▸ **WRITTEN REQUEST**
Copy all lines in which the word "Impuesto" can be found.

━━━━━ TASK MATERIAL

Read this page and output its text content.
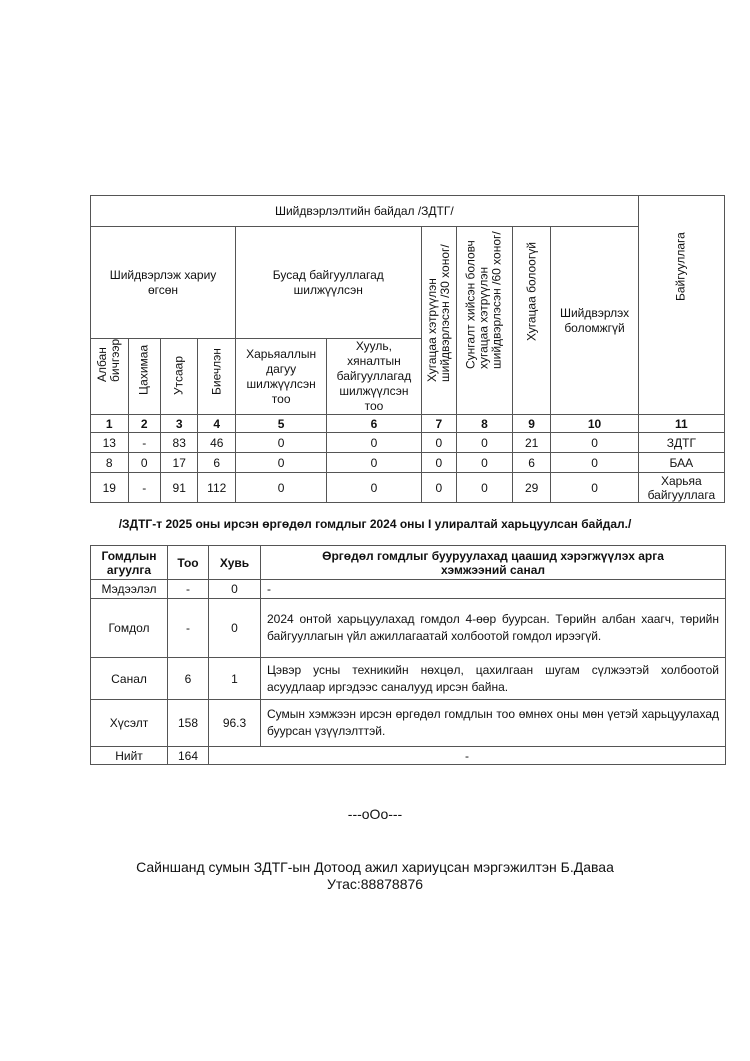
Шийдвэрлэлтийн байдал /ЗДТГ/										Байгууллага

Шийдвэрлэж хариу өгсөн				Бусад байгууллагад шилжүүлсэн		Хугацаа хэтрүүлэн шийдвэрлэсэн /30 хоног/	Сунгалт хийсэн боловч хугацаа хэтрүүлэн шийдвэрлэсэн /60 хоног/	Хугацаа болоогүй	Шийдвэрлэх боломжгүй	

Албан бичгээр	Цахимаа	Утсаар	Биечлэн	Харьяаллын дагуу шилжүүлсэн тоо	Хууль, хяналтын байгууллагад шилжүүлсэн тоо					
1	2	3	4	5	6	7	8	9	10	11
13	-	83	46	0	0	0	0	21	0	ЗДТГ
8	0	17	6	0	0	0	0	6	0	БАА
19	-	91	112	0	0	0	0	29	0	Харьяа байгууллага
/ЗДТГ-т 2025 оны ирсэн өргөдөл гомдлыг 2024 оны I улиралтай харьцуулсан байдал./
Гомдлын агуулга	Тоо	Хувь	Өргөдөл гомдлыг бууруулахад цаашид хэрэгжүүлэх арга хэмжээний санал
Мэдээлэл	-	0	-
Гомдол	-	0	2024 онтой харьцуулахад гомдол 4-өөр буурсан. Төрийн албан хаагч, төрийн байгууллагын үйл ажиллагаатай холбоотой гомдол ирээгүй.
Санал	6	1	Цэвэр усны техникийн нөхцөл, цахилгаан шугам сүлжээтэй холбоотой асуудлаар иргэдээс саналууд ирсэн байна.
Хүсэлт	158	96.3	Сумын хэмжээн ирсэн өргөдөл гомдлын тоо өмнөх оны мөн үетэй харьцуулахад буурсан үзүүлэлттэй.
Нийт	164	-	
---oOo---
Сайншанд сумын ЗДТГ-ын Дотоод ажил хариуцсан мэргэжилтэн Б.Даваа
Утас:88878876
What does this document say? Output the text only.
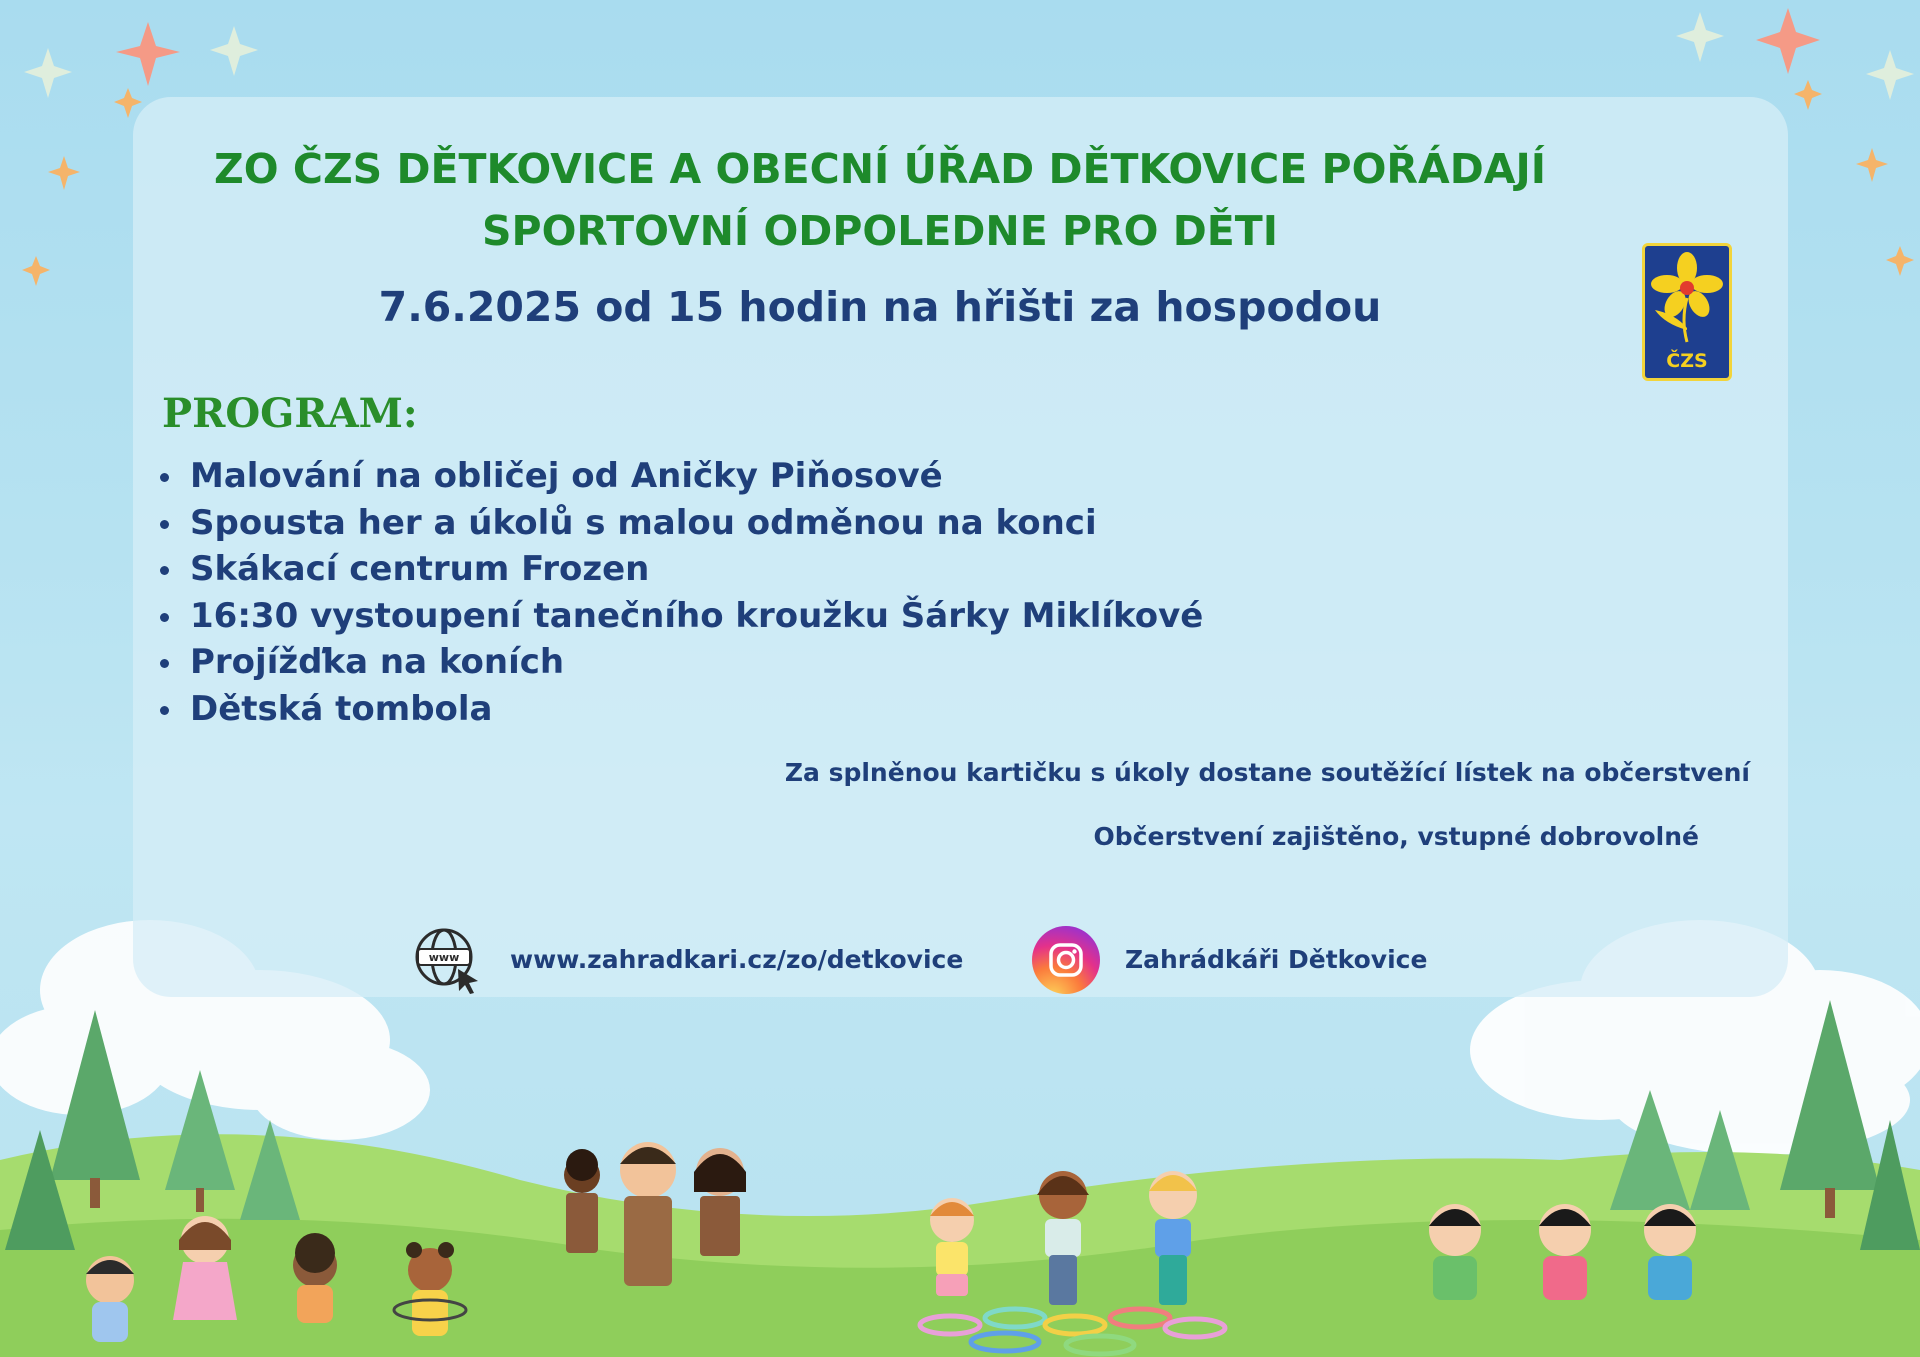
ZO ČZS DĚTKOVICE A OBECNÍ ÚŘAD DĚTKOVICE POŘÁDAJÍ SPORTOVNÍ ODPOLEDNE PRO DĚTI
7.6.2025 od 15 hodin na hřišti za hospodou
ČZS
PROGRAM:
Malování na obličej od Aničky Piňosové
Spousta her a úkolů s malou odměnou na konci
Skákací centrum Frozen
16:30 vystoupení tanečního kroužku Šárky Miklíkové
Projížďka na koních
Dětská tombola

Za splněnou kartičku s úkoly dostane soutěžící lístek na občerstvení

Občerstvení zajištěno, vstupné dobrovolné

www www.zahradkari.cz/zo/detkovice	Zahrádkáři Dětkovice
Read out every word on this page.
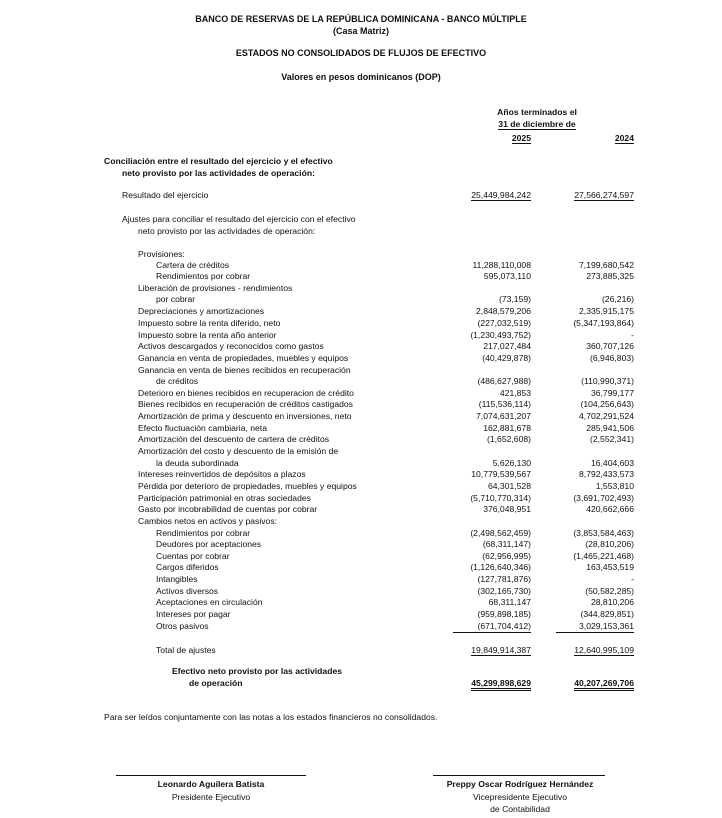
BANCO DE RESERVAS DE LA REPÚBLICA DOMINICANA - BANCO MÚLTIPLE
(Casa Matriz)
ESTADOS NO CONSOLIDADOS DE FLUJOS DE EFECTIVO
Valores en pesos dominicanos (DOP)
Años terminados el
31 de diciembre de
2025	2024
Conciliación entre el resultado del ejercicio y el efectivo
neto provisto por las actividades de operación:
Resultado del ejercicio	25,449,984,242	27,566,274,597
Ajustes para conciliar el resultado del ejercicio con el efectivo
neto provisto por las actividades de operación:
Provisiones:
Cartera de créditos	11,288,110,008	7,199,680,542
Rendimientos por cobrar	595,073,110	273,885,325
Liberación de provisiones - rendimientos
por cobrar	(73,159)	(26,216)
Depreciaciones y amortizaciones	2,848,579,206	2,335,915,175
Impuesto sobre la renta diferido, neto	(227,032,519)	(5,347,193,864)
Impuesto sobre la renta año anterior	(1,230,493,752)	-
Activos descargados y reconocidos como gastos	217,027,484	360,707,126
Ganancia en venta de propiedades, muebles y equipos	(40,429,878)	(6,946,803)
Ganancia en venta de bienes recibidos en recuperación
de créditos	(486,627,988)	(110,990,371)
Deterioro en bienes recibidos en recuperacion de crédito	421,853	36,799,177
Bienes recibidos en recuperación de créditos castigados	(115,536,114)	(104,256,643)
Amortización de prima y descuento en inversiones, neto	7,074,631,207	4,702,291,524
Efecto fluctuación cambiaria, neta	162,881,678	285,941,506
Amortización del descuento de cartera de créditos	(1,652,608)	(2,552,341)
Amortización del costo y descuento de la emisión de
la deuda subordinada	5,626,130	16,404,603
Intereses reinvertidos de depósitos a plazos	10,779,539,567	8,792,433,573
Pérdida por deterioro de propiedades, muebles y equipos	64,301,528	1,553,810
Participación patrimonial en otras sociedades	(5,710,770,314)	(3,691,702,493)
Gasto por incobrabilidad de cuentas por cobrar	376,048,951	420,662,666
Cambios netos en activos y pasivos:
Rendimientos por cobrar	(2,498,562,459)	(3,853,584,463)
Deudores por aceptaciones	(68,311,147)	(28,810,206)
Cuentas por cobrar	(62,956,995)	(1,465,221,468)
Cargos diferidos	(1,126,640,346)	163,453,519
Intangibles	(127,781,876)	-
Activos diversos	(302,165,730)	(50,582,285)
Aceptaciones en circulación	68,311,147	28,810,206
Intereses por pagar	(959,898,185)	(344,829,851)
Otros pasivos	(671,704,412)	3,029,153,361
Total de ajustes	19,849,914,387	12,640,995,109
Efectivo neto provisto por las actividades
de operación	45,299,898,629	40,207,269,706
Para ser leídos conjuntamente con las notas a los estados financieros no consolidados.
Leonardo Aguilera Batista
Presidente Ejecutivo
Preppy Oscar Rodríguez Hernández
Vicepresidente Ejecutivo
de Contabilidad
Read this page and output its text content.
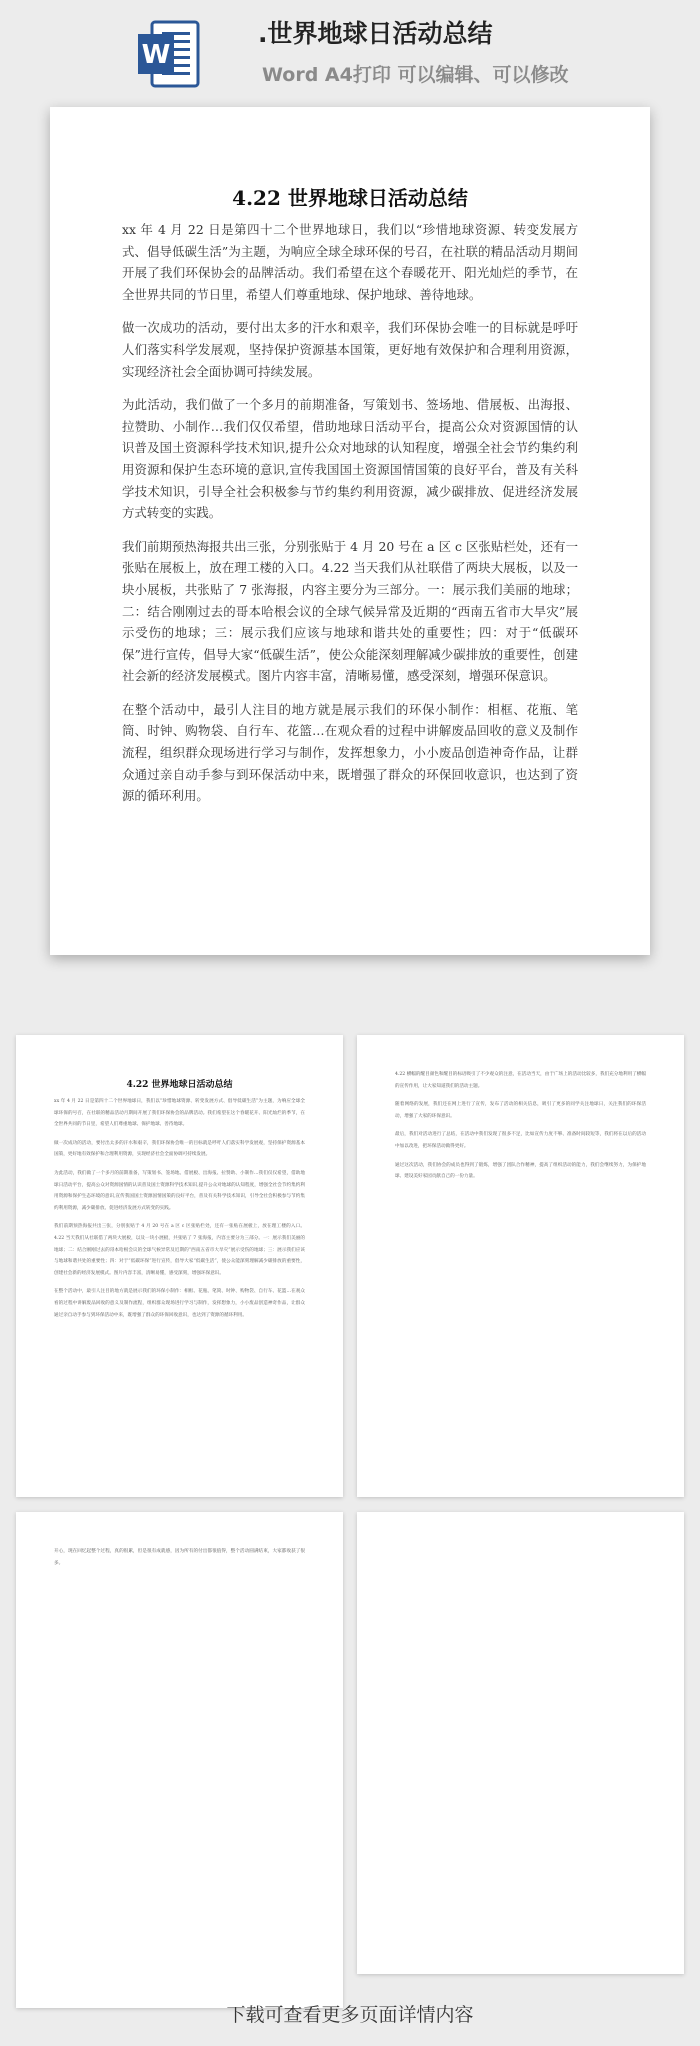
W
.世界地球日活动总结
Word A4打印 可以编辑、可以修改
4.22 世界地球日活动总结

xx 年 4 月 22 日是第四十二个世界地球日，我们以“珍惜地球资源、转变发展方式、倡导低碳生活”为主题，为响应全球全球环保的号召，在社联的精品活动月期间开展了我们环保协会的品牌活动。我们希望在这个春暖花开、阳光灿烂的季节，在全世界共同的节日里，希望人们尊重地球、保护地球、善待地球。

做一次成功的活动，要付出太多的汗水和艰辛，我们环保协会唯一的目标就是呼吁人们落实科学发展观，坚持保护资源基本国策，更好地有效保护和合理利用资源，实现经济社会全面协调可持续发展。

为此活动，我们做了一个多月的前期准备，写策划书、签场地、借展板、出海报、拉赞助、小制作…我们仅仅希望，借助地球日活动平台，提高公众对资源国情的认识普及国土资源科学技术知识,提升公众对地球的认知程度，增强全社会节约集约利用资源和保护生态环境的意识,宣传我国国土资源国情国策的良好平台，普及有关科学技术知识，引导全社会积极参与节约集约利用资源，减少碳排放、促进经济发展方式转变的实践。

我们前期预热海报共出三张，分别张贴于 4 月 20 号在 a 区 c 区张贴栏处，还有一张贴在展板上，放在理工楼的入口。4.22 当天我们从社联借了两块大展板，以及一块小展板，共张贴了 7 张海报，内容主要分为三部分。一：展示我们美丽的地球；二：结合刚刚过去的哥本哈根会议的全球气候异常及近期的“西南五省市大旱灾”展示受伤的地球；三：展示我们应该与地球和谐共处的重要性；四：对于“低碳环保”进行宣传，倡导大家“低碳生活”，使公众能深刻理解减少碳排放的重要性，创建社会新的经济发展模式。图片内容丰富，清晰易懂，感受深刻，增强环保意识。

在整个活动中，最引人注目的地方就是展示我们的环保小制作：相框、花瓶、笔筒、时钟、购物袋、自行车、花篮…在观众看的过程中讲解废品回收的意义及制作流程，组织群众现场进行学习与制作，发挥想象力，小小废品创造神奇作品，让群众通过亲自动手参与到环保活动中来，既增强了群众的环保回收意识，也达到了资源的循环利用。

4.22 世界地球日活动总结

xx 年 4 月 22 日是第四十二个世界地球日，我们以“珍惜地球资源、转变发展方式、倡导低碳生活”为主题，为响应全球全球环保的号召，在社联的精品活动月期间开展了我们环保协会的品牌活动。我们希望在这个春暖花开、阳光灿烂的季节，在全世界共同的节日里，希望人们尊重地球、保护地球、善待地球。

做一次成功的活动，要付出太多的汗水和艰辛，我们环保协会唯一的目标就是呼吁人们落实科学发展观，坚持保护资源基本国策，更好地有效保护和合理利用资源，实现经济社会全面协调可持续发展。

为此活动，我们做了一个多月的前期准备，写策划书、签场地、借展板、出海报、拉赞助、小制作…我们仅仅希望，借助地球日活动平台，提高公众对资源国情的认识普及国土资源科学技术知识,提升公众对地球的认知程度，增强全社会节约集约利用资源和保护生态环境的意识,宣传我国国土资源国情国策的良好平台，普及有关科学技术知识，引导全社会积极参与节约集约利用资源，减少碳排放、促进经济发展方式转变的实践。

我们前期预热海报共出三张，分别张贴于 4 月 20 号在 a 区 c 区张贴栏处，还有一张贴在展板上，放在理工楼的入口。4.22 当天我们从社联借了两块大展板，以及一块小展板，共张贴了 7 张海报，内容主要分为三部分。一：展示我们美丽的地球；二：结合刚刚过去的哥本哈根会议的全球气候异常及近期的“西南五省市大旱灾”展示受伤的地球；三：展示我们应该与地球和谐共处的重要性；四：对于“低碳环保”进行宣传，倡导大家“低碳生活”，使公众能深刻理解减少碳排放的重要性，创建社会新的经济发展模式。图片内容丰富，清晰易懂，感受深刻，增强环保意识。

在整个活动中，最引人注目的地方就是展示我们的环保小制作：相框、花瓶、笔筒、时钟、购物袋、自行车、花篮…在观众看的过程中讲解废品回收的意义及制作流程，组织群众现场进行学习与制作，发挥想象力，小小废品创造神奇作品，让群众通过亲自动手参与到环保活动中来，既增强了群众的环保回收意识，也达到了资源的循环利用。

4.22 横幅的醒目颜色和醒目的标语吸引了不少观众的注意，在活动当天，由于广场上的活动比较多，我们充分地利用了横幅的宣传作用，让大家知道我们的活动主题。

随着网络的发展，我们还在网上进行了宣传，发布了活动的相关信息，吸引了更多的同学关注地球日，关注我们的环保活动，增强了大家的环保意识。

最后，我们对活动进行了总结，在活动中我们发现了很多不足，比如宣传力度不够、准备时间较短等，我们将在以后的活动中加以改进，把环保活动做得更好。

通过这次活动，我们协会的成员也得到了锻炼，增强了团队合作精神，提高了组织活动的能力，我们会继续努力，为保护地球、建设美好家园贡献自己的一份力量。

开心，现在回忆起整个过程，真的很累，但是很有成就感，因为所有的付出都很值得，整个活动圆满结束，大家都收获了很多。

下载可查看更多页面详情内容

━━━━━━━━━━

▸ **EXERCISE RESULT**
Impuesto sobre la renta diferido, neto	(227,032,519)	(5,347,193,864)
Impuesto sobre la renta año anterior	(1,230,493,752)	-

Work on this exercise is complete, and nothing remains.